Figure dataset records

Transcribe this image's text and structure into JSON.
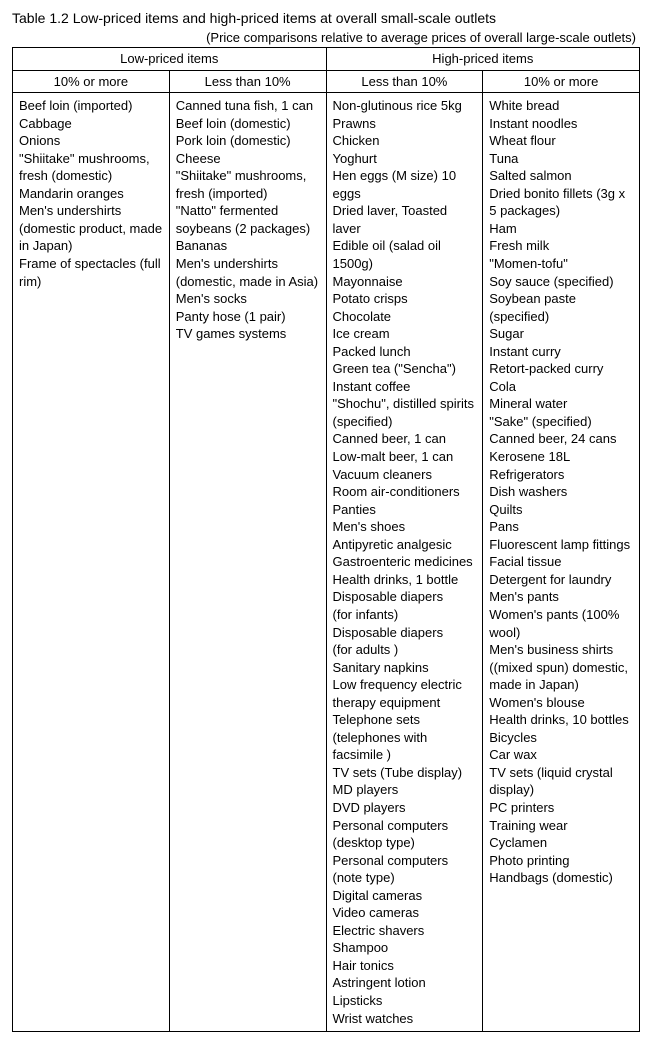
{
  "title": "Table 1.2 Low-priced items and high-priced items at overall small-scale outlets",
  "subtitle": "(Price comparisons relative to average prices of overall large-scale outlets)",
  "headers": {
    "low": "Low-priced items",
    "high": "High-priced items",
    "col1": "10% or more",
    "col2": "Less than 10%",
    "col3": "Less than 10%",
    "col4": "10% or more"
  },
  "columns": {
    "c1": "Beef loin (imported)\nCabbage\nOnions\n\"Shiitake\" mushrooms, fresh (domestic)\nMandarin oranges\nMen's undershirts (domestic product, made in Japan)\nFrame of spectacles (full rim)",
    "c2": "Canned tuna fish, 1 can\nBeef loin (domestic)\nPork loin (domestic)\nCheese\n\"Shiitake\" mushrooms, fresh (imported)\n\"Natto\" fermented soybeans (2 packages)\nBananas\nMen's undershirts (domestic, made in Asia)\nMen's socks\nPanty hose (1 pair)\nTV games systems",
    "c3": "Non-glutinous rice 5kg\nPrawns\nChicken\nYoghurt\nHen eggs (M size) 10 eggs\nDried laver, Toasted laver\nEdible oil (salad oil 1500g)\nMayonnaise\nPotato crisps\nChocolate\nIce cream\nPacked lunch\nGreen tea (\"Sencha\")\nInstant coffee\n\"Shochu\", distilled spirits (specified)\nCanned beer, 1 can\nLow-malt beer, 1 can\nVacuum cleaners\nRoom air-conditioners\nPanties\nMen's shoes\nAntipyretic analgesic\nGastroenteric medicines\nHealth drinks, 1 bottle\nDisposable diapers\n(for infants)\nDisposable diapers\n(for adults )\nSanitary napkins\nLow frequency electric therapy equipment\nTelephone sets (telephones with facsimile )\nTV sets (Tube display)\nMD players\nDVD players\nPersonal computers (desktop type)\nPersonal computers (note type)\nDigital cameras\nVideo cameras\nElectric shavers\nShampoo\nHair tonics\nAstringent lotion\nLipsticks\nWrist watches",
    "c4": "White bread\nInstant noodles\nWheat flour\nTuna\nSalted salmon\nDried bonito fillets (3g x 5 packages)\nHam\nFresh milk\n\"Momen-tofu\"\nSoy sauce (specified)\nSoybean paste (specified)\nSugar\nInstant curry\nRetort-packed curry\nCola\nMineral water\n\"Sake\" (specified)\nCanned beer, 24 cans\nKerosene 18L\nRefrigerators\nDish washers\nQuilts\nPans\nFluorescent lamp fittings\nFacial tissue\nDetergent for laundry\nMen's pants\nWomen's pants (100% wool)\nMen's business shirts ((mixed spun) domestic, made in Japan)\nWomen's blouse\nHealth drinks, 10 bottles\nBicycles\nCar wax\nTV sets (liquid crystal display)\nPC printers\nTraining wear\nCyclamen\nPhoto printing\nHandbags (domestic)"
  }
}
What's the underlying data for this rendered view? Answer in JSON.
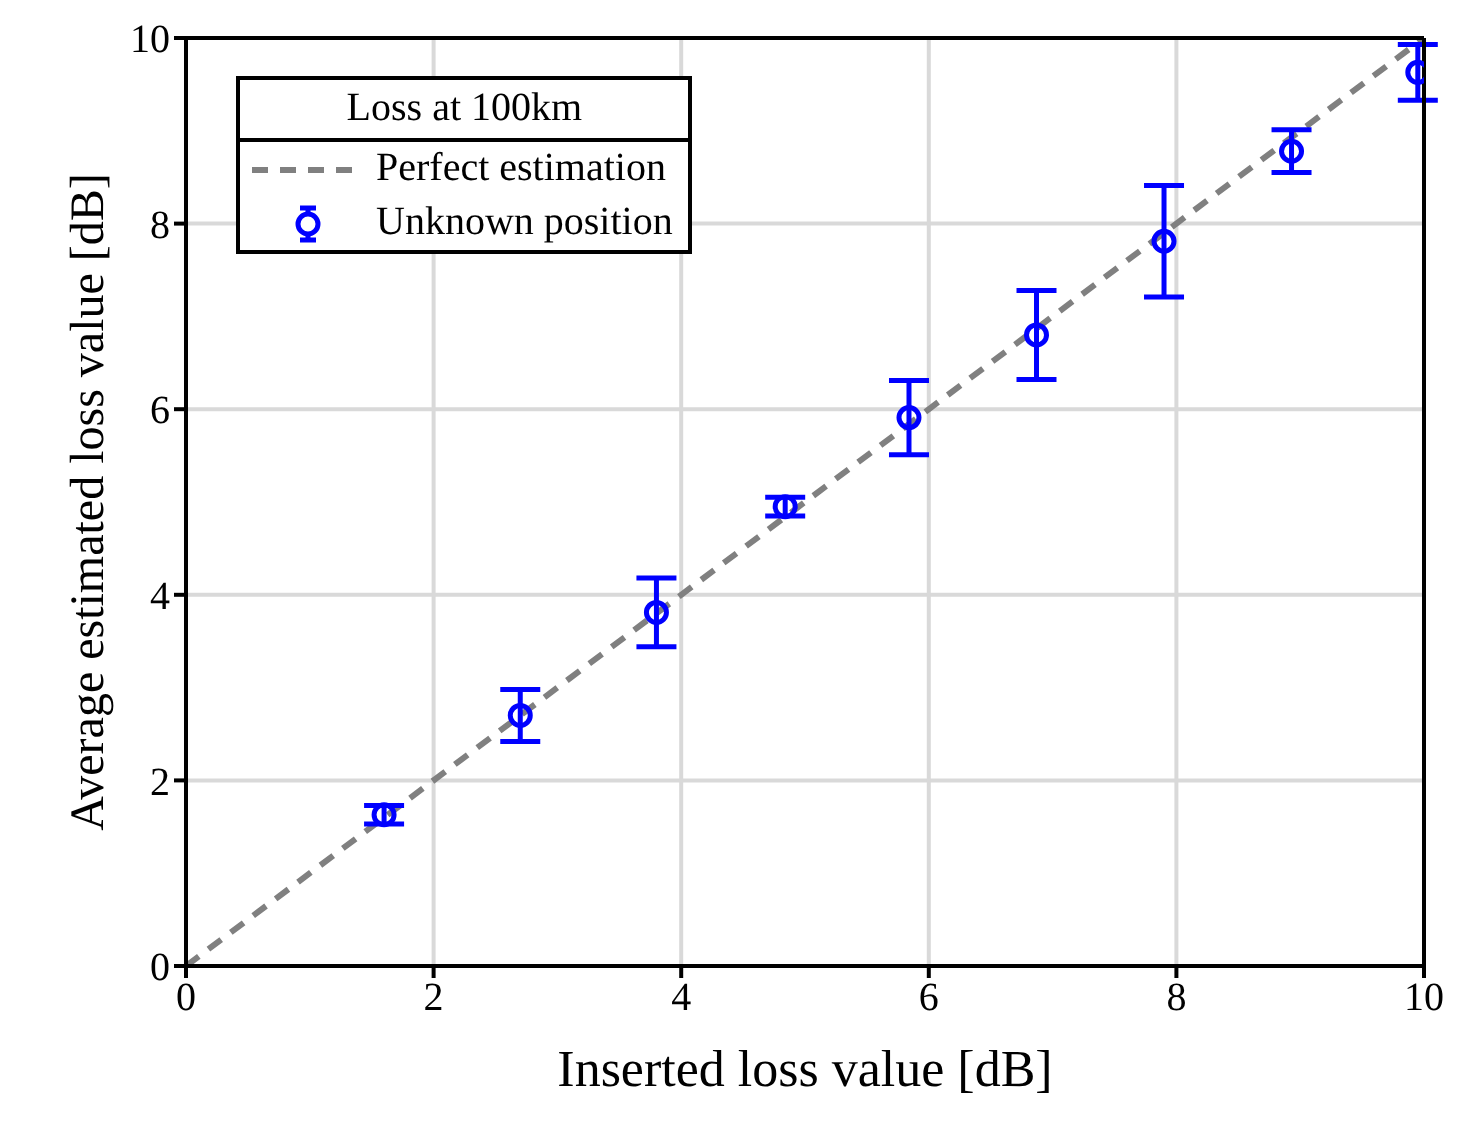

### Your goal
Find how many lines hold the string "JSON", and state that number alone.

### Final result
2